--- start ---

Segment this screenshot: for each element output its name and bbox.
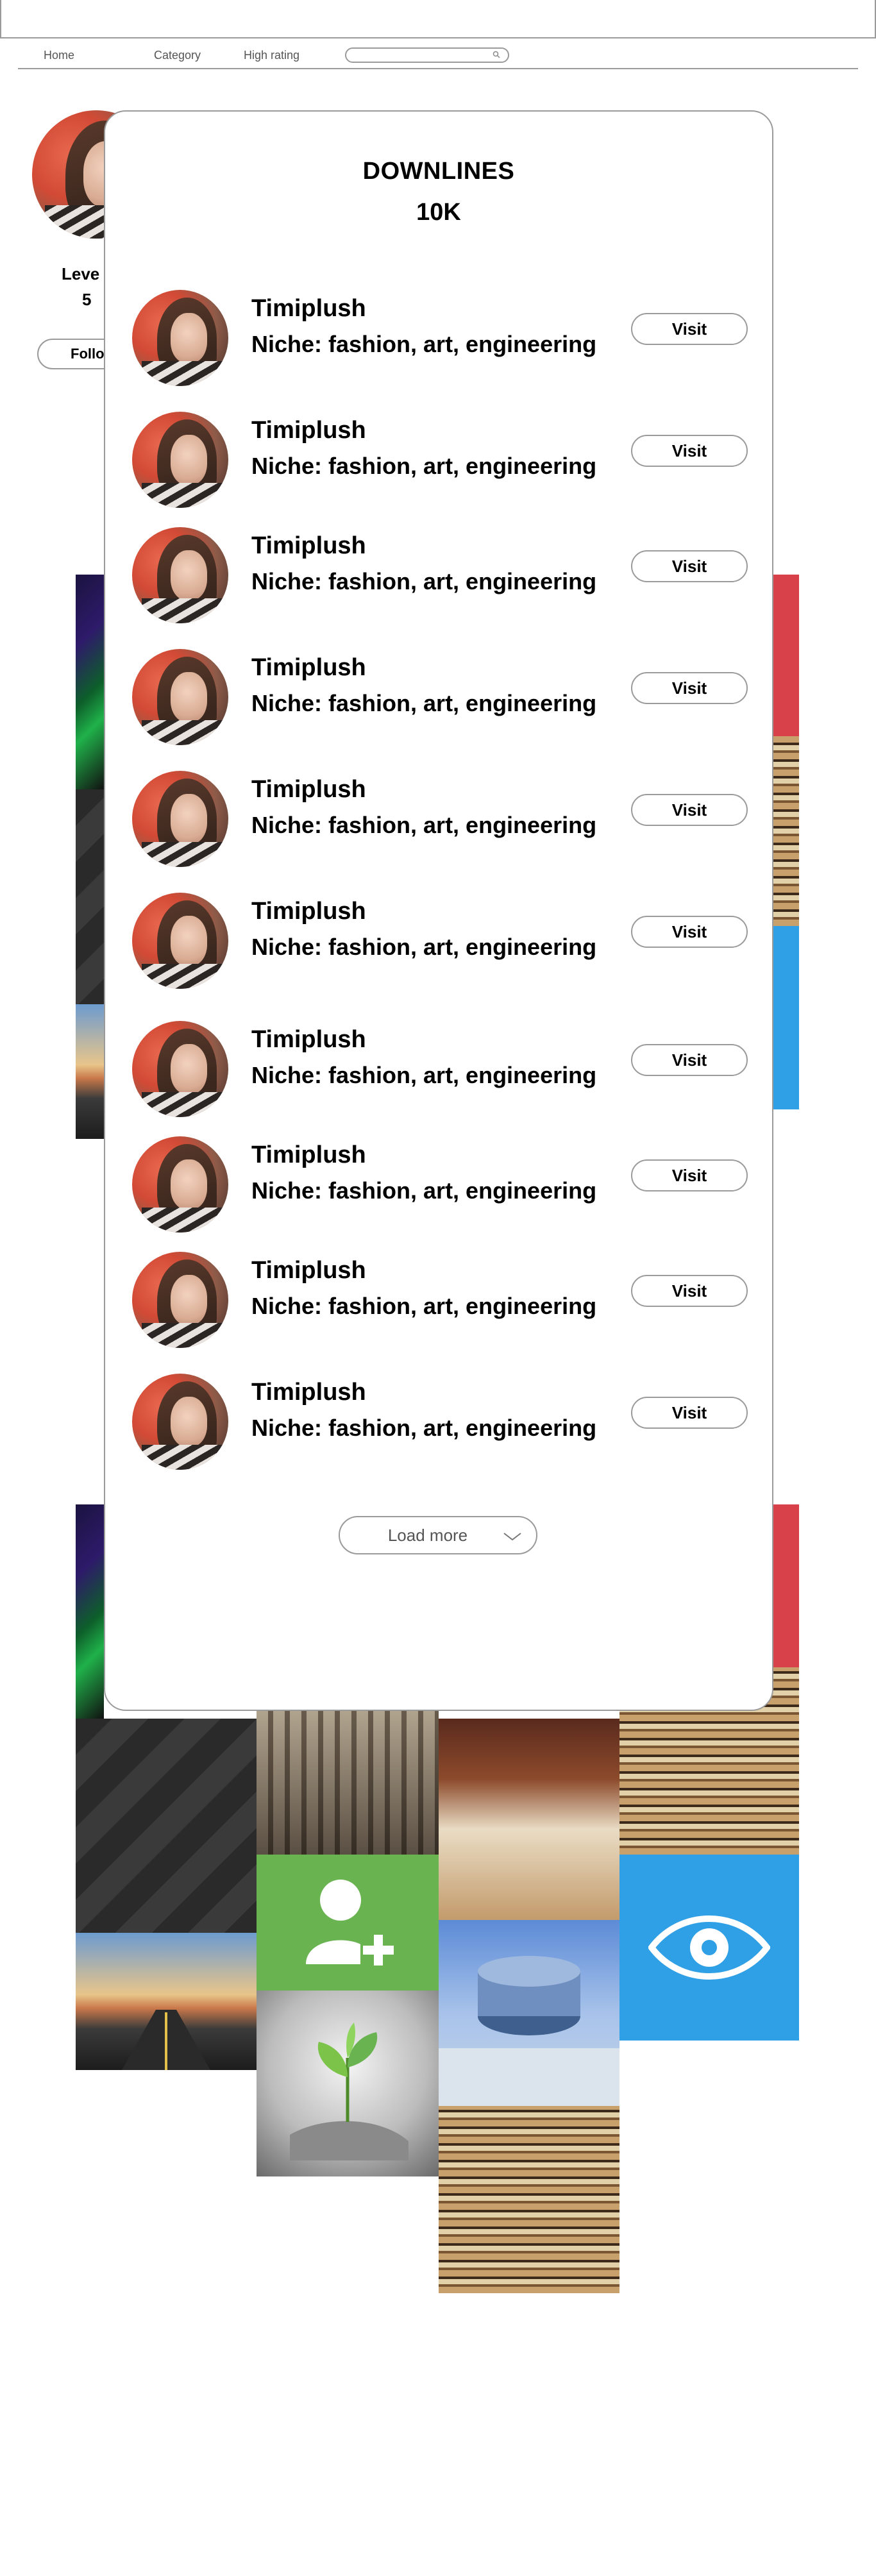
visit-button[interactable]: Visit — [631, 550, 748, 582]
gallery-tile-blue[interactable] — [773, 926, 799, 1109]
eye-icon — [648, 1915, 770, 1980]
gallery-tile-dark[interactable] — [76, 789, 104, 1004]
avatar[interactable] — [132, 527, 228, 623]
modal-title: DOWNLINES — [362, 158, 515, 185]
gallery-tile-neon-2[interactable] — [76, 1504, 104, 1719]
sprout-icon — [290, 2023, 409, 2160]
list-item: Timiplush Niche: fashion, art, engineeri… — [105, 645, 772, 748]
list-item: Timiplush Niche: fashion, art, engineeri… — [105, 1370, 772, 1472]
avatar[interactable] — [132, 1136, 228, 1233]
user-name[interactable]: Timiplush — [251, 532, 366, 560]
avatar[interactable] — [132, 1374, 228, 1470]
user-niche: Niche: fashion, art, engineering — [251, 1062, 597, 1088]
gallery-tile-glass-building[interactable] — [439, 1920, 619, 2106]
avatar[interactable] — [132, 1021, 228, 1117]
add-user-icon — [306, 1880, 396, 1967]
gallery-tile-green[interactable] — [257, 1855, 439, 1991]
user-name[interactable]: Timiplush — [251, 417, 366, 444]
gallery-tile-book-stacks[interactable] — [439, 2106, 619, 2293]
load-more-button[interactable]: Load more — [339, 1516, 537, 1554]
chevron-down-icon — [503, 1533, 521, 1541]
visit-button[interactable]: Visit — [631, 1044, 748, 1076]
user-name[interactable]: Timiplush — [251, 1257, 366, 1284]
list-item: Timiplush Niche: fashion, art, engineeri… — [105, 767, 772, 870]
user-name[interactable]: Timiplush — [251, 1379, 366, 1406]
visit-button[interactable]: Visit — [631, 794, 748, 826]
user-niche: Niche: fashion, art, engineering — [251, 568, 597, 594]
avatar[interactable] — [132, 290, 228, 386]
gallery-tile-books[interactable] — [773, 736, 799, 926]
downlines-count: 10K — [416, 199, 461, 226]
road-graphic — [122, 2010, 210, 2070]
search-input[interactable] — [354, 49, 489, 62]
gallery-tile-plant[interactable] — [257, 1991, 439, 2176]
list-item: Timiplush Niche: fashion, art, engineeri… — [105, 1132, 772, 1235]
user-niche: Niche: fashion, art, engineering — [251, 1177, 597, 1204]
user-name[interactable]: Timiplush — [251, 1026, 366, 1054]
nav-high-rating-link[interactable]: High rating — [244, 49, 299, 62]
visit-button[interactable]: Visit — [631, 1275, 748, 1307]
level-label: Leve — [62, 264, 100, 283]
user-niche: Niche: fashion, art, engineering — [251, 1415, 597, 1441]
user-name[interactable]: Timiplush — [251, 1141, 366, 1169]
gallery-tile-red[interactable] — [773, 575, 799, 736]
gallery-tile-mall[interactable] — [257, 1711, 439, 1855]
list-item: Timiplush Niche: fashion, art, engineeri… — [105, 1017, 772, 1120]
downlines-modal: DOWNLINES 10K Timiplush Niche: fashion, … — [104, 110, 773, 1711]
gallery-tile-neon[interactable] — [76, 575, 104, 789]
avatar[interactable] — [132, 649, 228, 745]
gallery-tile-road[interactable] — [76, 1004, 104, 1139]
level-value: 5 — [82, 290, 92, 309]
user-name[interactable]: Timiplush — [251, 654, 366, 682]
list-item: Timiplush Niche: fashion, art, engineeri… — [105, 523, 772, 626]
list-item: Timiplush Niche: fashion, art, engineeri… — [105, 408, 772, 510]
user-name[interactable]: Timiplush — [251, 295, 366, 323]
user-name[interactable]: Timiplush — [251, 898, 366, 925]
avatar[interactable] — [132, 412, 228, 508]
search-icon[interactable] — [493, 51, 500, 58]
visit-button[interactable]: Visit — [631, 672, 748, 704]
avatar[interactable] — [132, 771, 228, 867]
top-bar — [0, 0, 876, 38]
user-name[interactable]: Timiplush — [251, 776, 366, 804]
nav-home-link[interactable]: Home — [44, 49, 74, 62]
user-niche: Niche: fashion, art, engineering — [251, 1293, 597, 1319]
gallery-tile-road-2[interactable] — [76, 1933, 257, 2070]
search-box[interactable] — [345, 47, 509, 63]
avatar[interactable] — [132, 1252, 228, 1348]
gallery-tile-blue-2[interactable] — [619, 1855, 799, 2041]
visit-button[interactable]: Visit — [631, 435, 748, 467]
building-graphic — [439, 1956, 619, 2106]
user-niche: Niche: fashion, art, engineering — [251, 934, 597, 960]
load-more-label: Load more — [387, 1526, 468, 1545]
avatar[interactable] — [132, 893, 228, 989]
gallery-tile-dark-2[interactable] — [76, 1719, 257, 1933]
list-item: Timiplush Niche: fashion, art, engineeri… — [105, 286, 772, 389]
user-niche: Niche: fashion, art, engineering — [251, 812, 597, 838]
gallery-tile-open-book[interactable] — [439, 1719, 619, 1920]
visit-button[interactable]: Visit — [631, 313, 748, 345]
list-item: Timiplush Niche: fashion, art, engineeri… — [105, 889, 772, 991]
visit-button[interactable]: Visit — [631, 1159, 748, 1191]
visit-button[interactable]: Visit — [631, 916, 748, 948]
nav-category-link[interactable]: Category — [154, 49, 201, 62]
user-niche: Niche: fashion, art, engineering — [251, 331, 597, 357]
list-item: Timiplush Niche: fashion, art, engineeri… — [105, 1248, 772, 1351]
nav-bar: Home Category High rating — [18, 42, 858, 69]
user-niche: Niche: fashion, art, engineering — [251, 453, 597, 479]
user-niche: Niche: fashion, art, engineering — [251, 690, 597, 716]
visit-button[interactable]: Visit — [631, 1397, 748, 1429]
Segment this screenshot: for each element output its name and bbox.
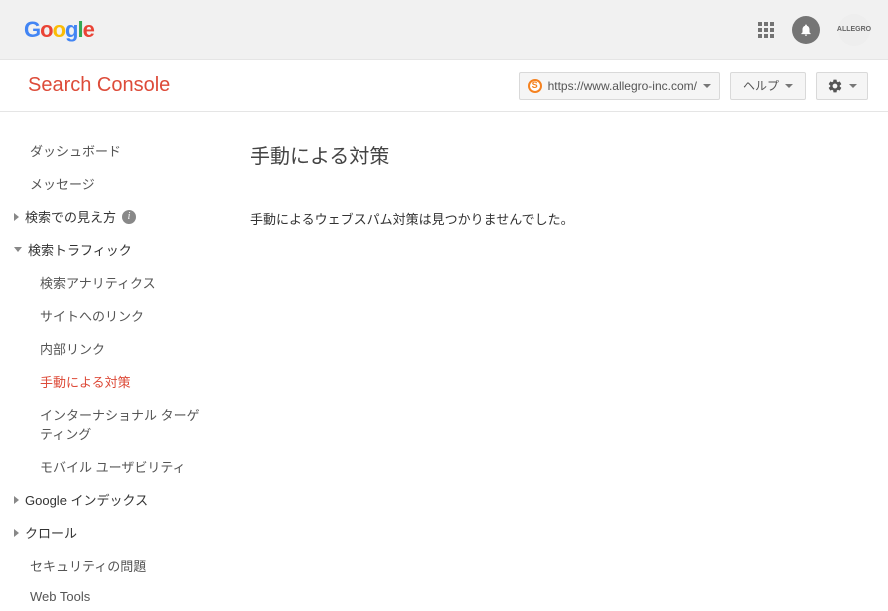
page-message: 手動によるウェブスパム対策は見つかりませんでした。 (250, 209, 858, 228)
chevron-right-icon (14, 529, 19, 537)
gear-icon (827, 78, 843, 94)
sidebar-item-web-tools[interactable]: Web Tools (0, 582, 220, 611)
chevron-right-icon (14, 213, 19, 221)
site-selector[interactable]: S https://www.allegro-inc.com/ (519, 72, 720, 100)
sidebar-item-links-to-site[interactable]: サイトへのリンク (0, 299, 220, 332)
sidebar: ダッシュボード メッセージ 検索での見え方 i 検索トラフィック 検索アナリティ… (0, 112, 220, 611)
sidebar-item-messages[interactable]: メッセージ (0, 167, 220, 200)
chevron-down-icon (785, 84, 793, 88)
sidebar-item-manual-actions[interactable]: 手動による対策 (0, 365, 220, 398)
sidebar-item-dashboard[interactable]: ダッシュボード (0, 134, 220, 167)
site-favicon-icon: S (528, 79, 542, 93)
sidebar-item-internal-links[interactable]: 内部リンク (0, 332, 220, 365)
sidebar-item-intl-targeting[interactable]: インターナショナル ターゲティング (0, 398, 220, 450)
google-logo[interactable]: Google (24, 17, 94, 43)
chevron-down-icon (849, 84, 857, 88)
avatar[interactable]: ALLEGRO (838, 14, 870, 46)
sidebar-group-label: クロール (25, 523, 77, 542)
content: 手動による対策 手動によるウェブスパム対策は見つかりませんでした。 (220, 112, 888, 611)
top-header: Google ALLEGRO (0, 0, 888, 60)
product-name: Search Console (28, 74, 170, 97)
help-label: ヘルプ (743, 77, 779, 94)
sidebar-item-analytics[interactable]: 検索アナリティクス (0, 266, 220, 299)
sidebar-group-google-index[interactable]: Google インデックス (0, 483, 220, 516)
chevron-down-icon (14, 247, 22, 252)
sub-header: Search Console S https://www.allegro-inc… (0, 60, 888, 112)
chevron-down-icon (703, 84, 711, 88)
apps-icon[interactable] (758, 22, 774, 38)
chevron-right-icon (14, 496, 19, 504)
sidebar-group-crawl[interactable]: クロール (0, 516, 220, 549)
page-title: 手動による対策 (250, 140, 858, 169)
settings-button[interactable] (816, 72, 868, 100)
sidebar-item-security[interactable]: セキュリティの問題 (0, 549, 220, 582)
sidebar-group-label: Google インデックス (25, 490, 148, 509)
site-url: https://www.allegro-inc.com/ (548, 79, 697, 93)
sidebar-group-traffic[interactable]: 検索トラフィック (0, 233, 220, 266)
sidebar-item-mobile-usability[interactable]: モバイル ユーザビリティ (0, 450, 220, 483)
sidebar-group-appearance[interactable]: 検索での見え方 i (0, 200, 220, 233)
sidebar-group-label: 検索での見え方 (25, 207, 116, 226)
sidebar-group-label: 検索トラフィック (28, 240, 132, 259)
info-icon: i (122, 210, 136, 224)
help-button[interactable]: ヘルプ (730, 72, 806, 100)
notifications-icon[interactable] (792, 16, 820, 44)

--- end ---

- **TASK STATEMENT**:
List as numbered items the lines starting at the one containing "visit-button[interactable]: Visit — [631, 550, 748, 582]" and ending after the one containing "chevron-down-icon — [503, 1533, 521, 1541]", leaving out any blank lines.

- **ANSWER TO THIS PROBLEM**:
1. visit-button[interactable]: Visit — [631, 550, 748, 582]
2. gallery-tile-blue[interactable] — [773, 926, 799, 1109]
3. eye-icon — [648, 1915, 770, 1980]
4. gallery-tile-dark[interactable] — [76, 789, 104, 1004]
5. avatar[interactable] — [132, 527, 228, 623]
6. modal-title: DOWNLINES — [362, 158, 515, 185]
7. gallery-tile-neon-2[interactable] — [76, 1504, 104, 1719]
8. sprout-icon — [290, 2023, 409, 2160]
9. list-item: Timiplush Niche: fashion, art, engineeri… — [105, 645, 772, 748]
10. list-item: Timiplush Niche: fashion, art, engineeri… — [105, 1370, 772, 1472]
11. avatar[interactable] — [132, 1136, 228, 1233]
12. user-name[interactable]: Timiplush — [251, 532, 366, 560]
13. avatar[interactable] — [132, 1374, 228, 1470]
14. user-niche: Niche: fashion, art, engineering — [251, 1062, 597, 1088]
15. gallery-tile-glass-building[interactable] — [439, 1920, 619, 2106]
16. avatar[interactable] — [132, 1021, 228, 1117]
17. add-user-icon — [306, 1880, 396, 1967]
18. gallery-tile-green[interactable] — [257, 1855, 439, 1991]
19. user-name[interactable]: Timiplush — [251, 417, 366, 444]
20. gallery-tile-book-stacks[interactable] — [439, 2106, 619, 2293]
21. load-more-button[interactable]: Load more — [339, 1516, 537, 1554]
22. chevron-down-icon — [503, 1533, 521, 1541]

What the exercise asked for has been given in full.